> **THE TASK**:
Copy out the entries below in full and exactly.

○ ○ ○ ○ ○ ○ ○

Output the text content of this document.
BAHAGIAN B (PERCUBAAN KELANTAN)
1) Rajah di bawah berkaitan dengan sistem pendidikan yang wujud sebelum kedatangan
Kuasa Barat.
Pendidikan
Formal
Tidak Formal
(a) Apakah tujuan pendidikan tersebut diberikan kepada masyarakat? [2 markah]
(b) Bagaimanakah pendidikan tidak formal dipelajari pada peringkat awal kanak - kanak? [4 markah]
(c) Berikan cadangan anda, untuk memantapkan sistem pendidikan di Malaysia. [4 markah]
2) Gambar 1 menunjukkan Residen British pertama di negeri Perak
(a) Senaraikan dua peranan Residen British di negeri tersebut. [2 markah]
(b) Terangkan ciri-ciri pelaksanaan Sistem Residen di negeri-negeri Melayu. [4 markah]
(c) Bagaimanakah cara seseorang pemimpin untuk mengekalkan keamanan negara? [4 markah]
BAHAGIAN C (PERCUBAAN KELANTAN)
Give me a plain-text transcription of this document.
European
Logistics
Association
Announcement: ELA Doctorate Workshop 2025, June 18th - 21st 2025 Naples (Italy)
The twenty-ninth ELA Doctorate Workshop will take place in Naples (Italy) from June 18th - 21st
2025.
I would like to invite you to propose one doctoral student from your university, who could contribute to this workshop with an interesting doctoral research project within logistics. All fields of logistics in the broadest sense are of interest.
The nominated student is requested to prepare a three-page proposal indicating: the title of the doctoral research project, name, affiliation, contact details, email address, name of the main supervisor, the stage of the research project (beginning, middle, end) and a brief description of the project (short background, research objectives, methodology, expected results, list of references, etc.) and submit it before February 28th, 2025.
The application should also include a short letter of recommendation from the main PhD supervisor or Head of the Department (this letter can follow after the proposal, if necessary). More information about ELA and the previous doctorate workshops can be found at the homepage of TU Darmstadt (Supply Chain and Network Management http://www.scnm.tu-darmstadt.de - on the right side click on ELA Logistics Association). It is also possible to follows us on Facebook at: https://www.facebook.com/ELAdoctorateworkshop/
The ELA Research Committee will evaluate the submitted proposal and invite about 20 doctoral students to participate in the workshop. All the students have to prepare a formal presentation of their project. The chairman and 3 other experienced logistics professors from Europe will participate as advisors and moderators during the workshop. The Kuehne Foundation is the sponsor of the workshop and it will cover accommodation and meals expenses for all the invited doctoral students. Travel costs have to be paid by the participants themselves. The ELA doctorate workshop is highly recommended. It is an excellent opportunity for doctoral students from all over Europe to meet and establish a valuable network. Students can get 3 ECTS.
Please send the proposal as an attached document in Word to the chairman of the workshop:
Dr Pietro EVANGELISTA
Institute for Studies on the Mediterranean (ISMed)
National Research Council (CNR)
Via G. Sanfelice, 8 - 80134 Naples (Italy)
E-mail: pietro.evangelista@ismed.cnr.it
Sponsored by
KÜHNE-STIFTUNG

○ ○ ○ ○ ○ ○ ○

> **SOLUTION TO THIS EXERCISE**:
Output the text content of this document.
BAHAGIAN B (PERCUBAAN KELANTAN)
1) Rajah di bawah berkaitan dengan sistem pendidikan yang wujud sebelum kedatangan
Kuasa Barat.
Pendidikan
Formal
Tidak Formal
(a) Apakah tujuan pendidikan tersebut diberikan kepada masyarakat? [2 markah]
(b) Bagaimanakah pendidikan tidak formal dipelajari pada peringkat awal kanak - kanak? [4 markah]
(c) Berikan cadangan anda, untuk memantapkan sistem pendidikan di Malaysia. [4 markah]
2) Gambar 1 menunjukkan Residen British pertama di negeri Perak
(a) Senaraikan dua peranan Residen British di negeri tersebut. [2 markah]
(b) Terangkan ciri-ciri pelaksanaan Sistem Residen di negeri-negeri Melayu. [4 markah]
(c) Bagaimanakah cara seseorang pemimpin untuk mengekalkan keamanan negara? [4 markah]
BAHAGIAN C (PERCUBAAN KELANTAN)
Give me a plain-text transcription of this document.
European
Logistics
Association
Announcement: ELA Doctorate Workshop 2025, June 18th - 21st 2025 Naples (Italy)
The twenty-ninth ELA Doctorate Workshop will take place in Naples (Italy) from June 18th - 21st
2025.
I would like to invite you to propose one doctoral student from your university, who could contribute to this workshop with an interesting doctoral research project within logistics. All fields of logistics in the broadest sense are of interest.
The nominated student is requested to prepare a three-page proposal indicating: the title of the doctoral research project, name, affiliation, contact details, email address, name of the main supervisor, the stage of the research project (beginning, middle, end) and a brief description of the project (short background, research objectives, methodology, expected results, list of references, etc.) and submit it before February 28th, 2025.
The application should also include a short letter of recommendation from the main PhD supervisor or Head of the Department (this letter can follow after the proposal, if necessary). More information about ELA and the previous doctorate workshops can be found at the homepage of TU Darmstadt (Supply Chain and Network Management http://www.scnm.tu-darmstadt.de - on the right side click on ELA Logistics Association). It is also possible to follows us on Facebook at: https://www.facebook.com/ELAdoctorateworkshop/
The ELA Research Committee will evaluate the submitted proposal and invite about 20 doctoral students to participate in the workshop. All the students have to prepare a formal presentation of their project. The chairman and 3 other experienced logistics professors from Europe will participate as advisors and moderators during the workshop. The Kuehne Foundation is the sponsor of the workshop and it will cover accommodation and meals expenses for all the invited doctoral students. Travel costs have to be paid by the participants themselves. The ELA doctorate workshop is highly recommended. It is an excellent opportunity for doctoral students from all over Europe to meet and establish a valuable network. Students can get 3 ECTS.
Please send the proposal as an attached document in Word to the chairman of the workshop:
Dr Pietro EVANGELISTA
Institute for Studies on the Mediterranean (ISMed)
National Research Council (CNR)
Via G. Sanfelice, 8 - 80134 Naples (Italy)
E-mail: pietro.evangelista@ismed.cnr.it
Sponsored by
KÜHNE-STIFTUNG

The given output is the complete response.